What you will do – Extract the complete data exactly as given.
* Start Dataset content *
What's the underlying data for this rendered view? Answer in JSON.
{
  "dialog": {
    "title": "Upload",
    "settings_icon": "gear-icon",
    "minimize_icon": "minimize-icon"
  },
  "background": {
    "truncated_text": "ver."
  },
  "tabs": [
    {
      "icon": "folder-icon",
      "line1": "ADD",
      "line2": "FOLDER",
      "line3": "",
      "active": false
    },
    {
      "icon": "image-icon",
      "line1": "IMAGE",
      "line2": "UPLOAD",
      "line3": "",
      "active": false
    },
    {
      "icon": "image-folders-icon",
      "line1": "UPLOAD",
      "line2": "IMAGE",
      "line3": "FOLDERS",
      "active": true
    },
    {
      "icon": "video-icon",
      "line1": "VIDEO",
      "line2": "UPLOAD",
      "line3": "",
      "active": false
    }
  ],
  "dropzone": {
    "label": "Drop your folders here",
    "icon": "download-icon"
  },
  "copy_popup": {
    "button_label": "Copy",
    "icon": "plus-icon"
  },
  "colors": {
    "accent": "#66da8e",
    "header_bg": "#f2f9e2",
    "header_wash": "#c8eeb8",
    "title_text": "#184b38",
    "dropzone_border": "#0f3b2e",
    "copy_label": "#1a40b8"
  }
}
* End Dataset content *
Response to the task –
What's the underlying data for this rendered view? Answer in JSON.
{
  "dialog": {
    "title": "Upload",
    "settings_icon": "gear-icon",
    "minimize_icon": "minimize-icon"
  },
  "background": {
    "truncated_text": "ver."
  },
  "tabs": [
    {
      "icon": "folder-icon",
      "line1": "ADD",
      "line2": "FOLDER",
      "line3": "",
      "active": false
    },
    {
      "icon": "image-icon",
      "line1": "IMAGE",
      "line2": "UPLOAD",
      "line3": "",
      "active": false
    },
    {
      "icon": "image-folders-icon",
      "line1": "UPLOAD",
      "line2": "IMAGE",
      "line3": "FOLDERS",
      "active": true
    },
    {
      "icon": "video-icon",
      "line1": "VIDEO",
      "line2": "UPLOAD",
      "line3": "",
      "active": false
    }
  ],
  "dropzone": {
    "label": "Drop your folders here",
    "icon": "download-icon"
  },
  "copy_popup": {
    "button_label": "Copy",
    "icon": "plus-icon"
  },
  "colors": {
    "accent": "#66da8e",
    "header_bg": "#f2f9e2",
    "header_wash": "#c8eeb8",
    "title_text": "#184b38",
    "dropzone_border": "#0f3b2e",
    "copy_label": "#1a40b8"
  }
}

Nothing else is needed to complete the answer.